** Work instructions **
Write out each line of the listing as it stands, without the images.

[Collection entries]
■ ■ ■ ■ ■ ■ ■

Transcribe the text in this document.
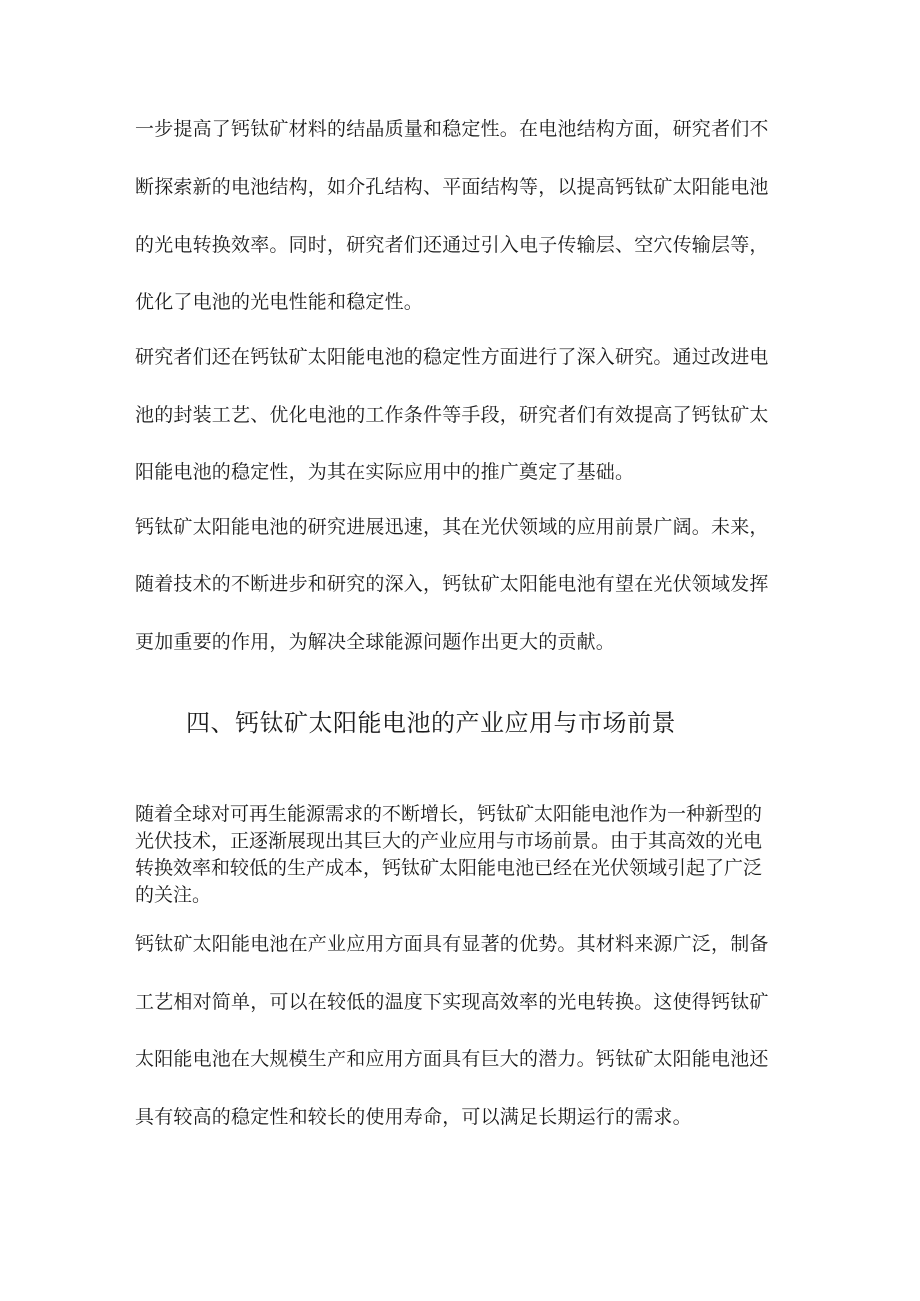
一步提高了钙钛矿材料的结晶质量和稳定性。在电池结构方面，研究者们不
断探索新的电池结构，如介孔结构、平面结构等，以提高钙钛矿太阳能电池
的光电转换效率。同时，研究者们还通过引入电子传输层、空穴传输层等，
优化了电池的光电性能和稳定性。
研究者们还在钙钛矿太阳能电池的稳定性方面进行了深入研究。通过改进电
池的封装工艺、优化电池的工作条件等手段，研究者们有效提高了钙钛矿太
阳能电池的稳定性，为其在实际应用中的推广奠定了基础。
钙钛矿太阳能电池的研究进展迅速，其在光伏领域的应用前景广阔。未来，
随着技术的不断进步和研究的深入，钙钛矿太阳能电池有望在光伏领域发挥
更加重要的作用，为解决全球能源问题作出更大的贡献。
四、钙钛矿太阳能电池的产业应用与市场前景
随着全球对可再生能源需求的不断增长，钙钛矿太阳能电池作为一种新型的
光伏技术，正逐渐展现出其巨大的产业应用与市场前景。由于其高效的光电
转换效率和较低的生产成本，钙钛矿太阳能电池已经在光伏领域引起了广泛
的关注。
钙钛矿太阳能电池在产业应用方面具有显著的优势。其材料来源广泛，制备
工艺相对简单，可以在较低的温度下实现高效率的光电转换。这使得钙钛矿
太阳能电池在大规模生产和应用方面具有巨大的潜力。钙钛矿太阳能电池还
具有较高的稳定性和较长的使用寿命，可以满足长期运行的需求。
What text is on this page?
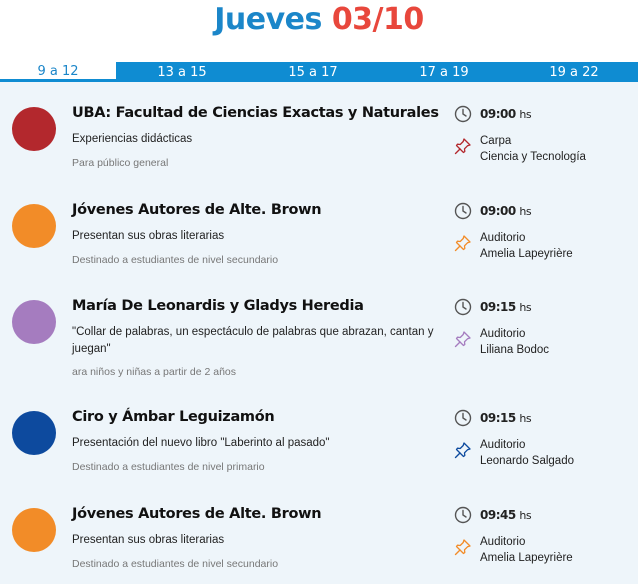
Jueves 03/10
9 a 12	13 a 15	15 a 17	17 a 19	19 a 22
UBA: Facultad de Ciencias Exactas y Naturales
Experiencias didácticas
Para público general
09:00 hs
Carpa
Ciencia y Tecnología
Jóvenes Autores de Alte. Brown
Presentan sus obras literarias
Destinado a estudiantes de nivel secundario
09:00 hs
Auditorio
Amelia Lapeyrière
María De Leonardis y Gladys Heredia
"Collar de palabras, un espectáculo de palabras que abrazan, cantan y juegan"
ara niños y niñas a partir de 2 años
09:15 hs
Auditorio
Liliana Bodoc
Ciro y Ámbar Leguizamón
Presentación del nuevo libro "Laberinto al pasado"
Destinado a estudiantes de nivel primario
09:15 hs
Auditorio
Leonardo Salgado
Jóvenes Autores de Alte. Brown
Presentan sus obras literarias
Destinado a estudiantes de nivel secundario
09:45 hs
Auditorio
Amelia Lapeyrière
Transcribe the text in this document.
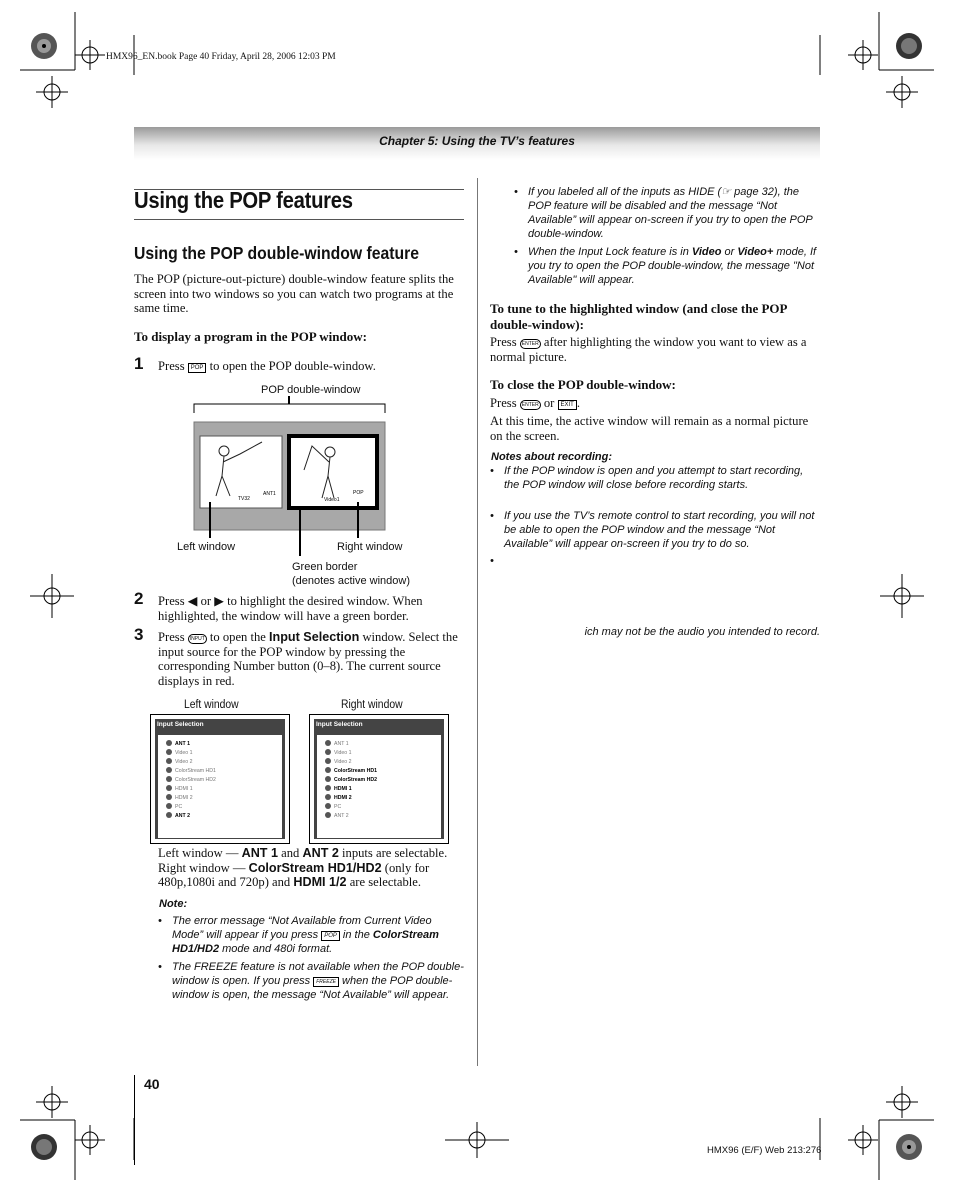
HMX96_EN.book Page 40 Friday, April 28, 2006 12:03 PM
Chapter 5: Using the TV’s features
Using the POP features
Using the POP double-window feature

The POP (picture-out-picture) double-window feature splits the screen into two windows so you can watch two programs at the same time.

To display a program in the POP window:

1 Press POP to open the POP double-window.

POP double-window
ANT1
TV32
POP
Video1
Left window	Right window
Green border
(denotes active window)
2 Press ◀ or ▶ to highlight the desired window. When highlighted, the window will have a green border.

3 Press INPUT to open the Input Selection window. Select the input source for the POP window by pressing the corresponding Number button (0–8). The current source displays in red.

Left window	Right window
Input Selection
ANT 1
Video 1
Video 2
ColorStream HD1
ColorStream HD2
HDMI 1
HDMI 2
PC
ANT 2
0 - 8 / INPUT to Select
Input Selection
ANT 1
Video 1
Video 2
ColorStream HD1
ColorStream HD2
HDMI 1
HDMI 2
PC
ANT 2
0 - 8 / INPUT to Select

Left window — ANT 1 and ANT 2 inputs are selectable.
Right window — ColorStream HD1/HD2 (only for
480p,1080i and 720p) and HDMI 1/2 are selectable.

Note:
• The error message “Not Available from Current Video Mode” will appear if you press POP in the ColorStream HD1/HD2 mode and 480i format.
• The FREEZE feature is not available when the POP double-window is open. If you press FREEZE when the POP double-window is open, the message “Not Available” will appear.
• If you labeled all of the inputs as HIDE (☞ page 32), the POP feature will be disabled and the message “Not Available” will appear on-screen if you try to open the POP double-window.
• When the Input Lock feature is in Video or Video+ mode, If you try to open the POP double-window, the message "Not Available" will appear.

To tune to the highlighted window (and close the POP double-window):

Press ENTER after highlighting the window you want to view as a normal picture.

To close the POP double-window:

Press ENTER or EXIT .

At this time, the active window will remain as a normal picture on the screen.

Notes about recording:
• If the POP window is open and you attempt to start recording, the POP window will close before recording starts.
• If you use the TV’s remote control to start recording, you will not be able to open the POP window and the message “Not Available” will appear on-screen if you try to do so.
•
ich may not be the audio you intended to record.
40
HMX96 (E/F) Web 213:276
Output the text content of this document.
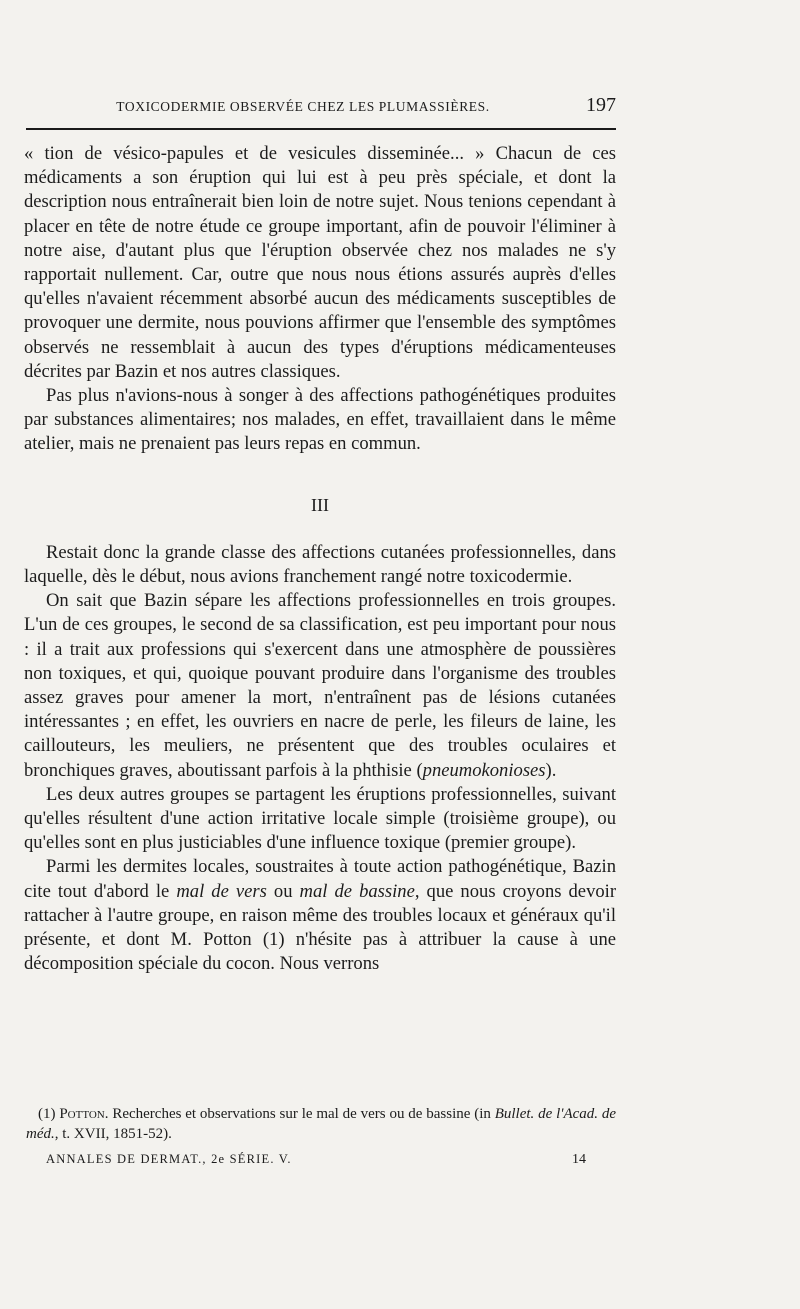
TOXICODERMIE OBSERVÉE CHEZ LES PLUMASSIÈRES.	197

« tion de vésico-papules et de vesicules disseminée... » Chacun de ces médicaments a son éruption qui lui est à peu près spéciale, et dont la description nous entraînerait bien loin de notre sujet. Nous tenions cependant à placer en tête de notre étude ce groupe important, afin de pouvoir l'éliminer à notre aise, d'autant plus que l'éruption observée chez nos malades ne s'y rapportait nullement. Car, outre que nous nous étions assurés auprès d'elles qu'elles n'avaient récemment absorbé aucun des médicaments susceptibles de provoquer une dermite, nous pouvions affirmer que l'ensemble des symptômes observés ne ressemblait à aucun des types d'éruptions médicamenteuses décrites par Bazin et nos autres classiques.

Pas plus n'avions-nous à songer à des affections pathogénétiques produites par substances alimentaires; nos malades, en effet, travaillaient dans le même atelier, mais ne prenaient pas leurs repas en commun.

III

Restait donc la grande classe des affections cutanées professionnelles, dans laquelle, dès le début, nous avions franchement rangé notre toxicodermie.

On sait que Bazin sépare les affections professionnelles en trois groupes. L'un de ces groupes, le second de sa classification, est peu important pour nous : il a trait aux professions qui s'exercent dans une atmosphère de poussières non toxiques, et qui, quoique pouvant produire dans l'organisme des troubles assez graves pour amener la mort, n'entraînent pas de lésions cutanées intéressantes ; en effet, les ouvriers en nacre de perle, les fileurs de laine, les caillouteurs, les meuliers, ne présentent que des troubles oculaires et bronchiques graves, aboutissant parfois à la phthisie (pneumokonioses).

Les deux autres groupes se partagent les éruptions professionnelles, suivant qu'elles résultent d'une action irritative locale simple (troisième groupe), ou qu'elles sont en plus justiciables d'une influence toxique (premier groupe).

Parmi les dermites locales, soustraites à toute action pathogénétique, Bazin cite tout d'abord le mal de vers ou mal de bassine, que nous croyons devoir rattacher à l'autre groupe, en raison même des troubles locaux et généraux qu'il présente, et dont M. Potton (1) n'hésite pas à attribuer la cause à une décomposition spéciale du cocon. Nous verrons

(1) Potton. Recherches et observations sur le mal de vers ou de bassine (in Bullet. de l'Acad. de méd., t. XVII, 1851-52).
ANNALES DE DERMAT., 2e SÉRIE. V.	14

■ ■ ■ ■ ■ ■ ■

** Response to this task **
Transcribe the text in this document.
一步提高了钙钛矿材料的结晶质量和稳定性。在电池结构方面，研究者们不
断探索新的电池结构，如介孔结构、平面结构等，以提高钙钛矿太阳能电池
的光电转换效率。同时，研究者们还通过引入电子传输层、空穴传输层等，
优化了电池的光电性能和稳定性。
研究者们还在钙钛矿太阳能电池的稳定性方面进行了深入研究。通过改进电
池的封装工艺、优化电池的工作条件等手段，研究者们有效提高了钙钛矿太
阳能电池的稳定性，为其在实际应用中的推广奠定了基础。
钙钛矿太阳能电池的研究进展迅速，其在光伏领域的应用前景广阔。未来，
随着技术的不断进步和研究的深入，钙钛矿太阳能电池有望在光伏领域发挥
更加重要的作用，为解决全球能源问题作出更大的贡献。
四、钙钛矿太阳能电池的产业应用与市场前景
随着全球对可再生能源需求的不断增长，钙钛矿太阳能电池作为一种新型的
光伏技术，正逐渐展现出其巨大的产业应用与市场前景。由于其高效的光电
转换效率和较低的生产成本，钙钛矿太阳能电池已经在光伏领域引起了广泛
的关注。
钙钛矿太阳能电池在产业应用方面具有显著的优势。其材料来源广泛，制备
工艺相对简单，可以在较低的温度下实现高效率的光电转换。这使得钙钛矿
太阳能电池在大规模生产和应用方面具有巨大的潜力。钙钛矿太阳能电池还
具有较高的稳定性和较长的使用寿命，可以满足长期运行的需求。
What text is on this page?
Jueves 03/10
9 a 12	13 a 15	15 a 17	17 a 19	19 a 22
UBA: Facultad de Ciencias Exactas y Naturales
Experiencias didácticas
Para público general
09:00 hs
Carpa
Ciencia y Tecnología
Jóvenes Autores de Alte. Brown
Presentan sus obras literarias
Destinado a estudiantes de nivel secundario
09:00 hs
Auditorio
Amelia Lapeyrière
María De Leonardis y Gladys Heredia
"Collar de palabras, un espectáculo de palabras que abrazan, cantan y juegan"
ara niños y niñas a partir de 2 años
09:15 hs
Auditorio
Liliana Bodoc
Ciro y Ámbar Leguizamón
Presentación del nuevo libro "Laberinto al pasado"
Destinado a estudiantes de nivel primario
09:15 hs
Auditorio
Leonardo Salgado
Jóvenes Autores de Alte. Brown
Presentan sus obras literarias
Destinado a estudiantes de nivel secundario
09:45 hs
Auditorio
Amelia Lapeyrière
Transcribe the text in this document.
HMX96_EN.book Page 40 Friday, April 28, 2006 12:03 PM
Chapter 5: Using the TV’s features
Using the POP features
Using the POP double-window feature

The POP (picture-out-picture) double-window feature splits the screen into two windows so you can watch two programs at the same time.

To display a program in the POP window:

1 Press POP to open the POP double-window.

POP double-window
ANT1
TV32
POP
Video1
Left window	Right window
Green border
(denotes active window)
2 Press ◀ or ▶ to highlight the desired window. When highlighted, the window will have a green border.

3 Press INPUT to open the Input Selection window. Select the input source for the POP window by pressing the corresponding Number button (0–8). The current source displays in red.

Left window	Right window
Input Selection
ANT 1
Video 1
Video 2
ColorStream HD1
ColorStream HD2
HDMI 1
HDMI 2
PC
ANT 2
0 - 8 / INPUT to Select
Input Selection
ANT 1
Video 1
Video 2
ColorStream HD1
ColorStream HD2
HDMI 1
HDMI 2
PC
ANT 2
0 - 8 / INPUT to Select

Left window — ANT 1 and ANT 2 inputs are selectable.
Right window — ColorStream HD1/HD2 (only for
480p,1080i and 720p) and HDMI 1/2 are selectable.

Note:
• The error message “Not Available from Current Video Mode” will appear if you press POP in the ColorStream HD1/HD2 mode and 480i format.
• The FREEZE feature is not available when the POP double-window is open. If you press FREEZE when the POP double-window is open, the message “Not Available” will appear.
• If you labeled all of the inputs as HIDE (☞ page 32), the POP feature will be disabled and the message “Not Available” will appear on-screen if you try to open the POP double-window.
• When the Input Lock feature is in Video or Video+ mode, If you try to open the POP double-window, the message "Not Available" will appear.

To tune to the highlighted window (and close the POP double-window):

Press ENTER after highlighting the window you want to view as a normal picture.

To close the POP double-window:

Press ENTER or EXIT .

At this time, the active window will remain as a normal picture on the screen.

Notes about recording:
• If the POP window is open and you attempt to start recording, the POP window will close before recording starts.
• If you use the TV’s remote control to start recording, you will not be able to open the POP window and the message “Not Available” will appear on-screen if you try to do so.
•
ich may not be the audio you intended to record.
40
HMX96 (E/F) Web 213:276
Output the text content of this document.
TOXICODERMIE OBSERVÉE CHEZ LES PLUMASSIÈRES.	197

« tion de vésico-papules et de vesicules disseminée... » Chacun de ces médicaments a son éruption qui lui est à peu près spéciale, et dont la description nous entraînerait bien loin de notre sujet. Nous tenions cependant à placer en tête de notre étude ce groupe important, afin de pouvoir l'éliminer à notre aise, d'autant plus que l'éruption observée chez nos malades ne s'y rapportait nullement. Car, outre que nous nous étions assurés auprès d'elles qu'elles n'avaient récemment absorbé aucun des médicaments susceptibles de provoquer une dermite, nous pouvions affirmer que l'ensemble des symptômes observés ne ressemblait à aucun des types d'éruptions médicamenteuses décrites par Bazin et nos autres classiques.

Pas plus n'avions-nous à songer à des affections pathogénétiques produites par substances alimentaires; nos malades, en effet, travaillaient dans le même atelier, mais ne prenaient pas leurs repas en commun.

III

Restait donc la grande classe des affections cutanées professionnelles, dans laquelle, dès le début, nous avions franchement rangé notre toxicodermie.

On sait que Bazin sépare les affections professionnelles en trois groupes. L'un de ces groupes, le second de sa classification, est peu important pour nous : il a trait aux professions qui s'exercent dans une atmosphère de poussières non toxiques, et qui, quoique pouvant produire dans l'organisme des troubles assez graves pour amener la mort, n'entraînent pas de lésions cutanées intéressantes ; en effet, les ouvriers en nacre de perle, les fileurs de laine, les caillouteurs, les meuliers, ne présentent que des troubles oculaires et bronchiques graves, aboutissant parfois à la phthisie (pneumokonioses).

Les deux autres groupes se partagent les éruptions professionnelles, suivant qu'elles résultent d'une action irritative locale simple (troisième groupe), ou qu'elles sont en plus justiciables d'une influence toxique (premier groupe).

Parmi les dermites locales, soustraites à toute action pathogénétique, Bazin cite tout d'abord le mal de vers ou mal de bassine, que nous croyons devoir rattacher à l'autre groupe, en raison même des troubles locaux et généraux qu'il présente, et dont M. Potton (1) n'hésite pas à attribuer la cause à une décomposition spéciale du cocon. Nous verrons

(1) Potton. Recherches et observations sur le mal de vers ou de bassine (in Bullet. de l'Acad. de méd., t. XVII, 1851-52).
ANNALES DE DERMAT., 2e SÉRIE. V.	14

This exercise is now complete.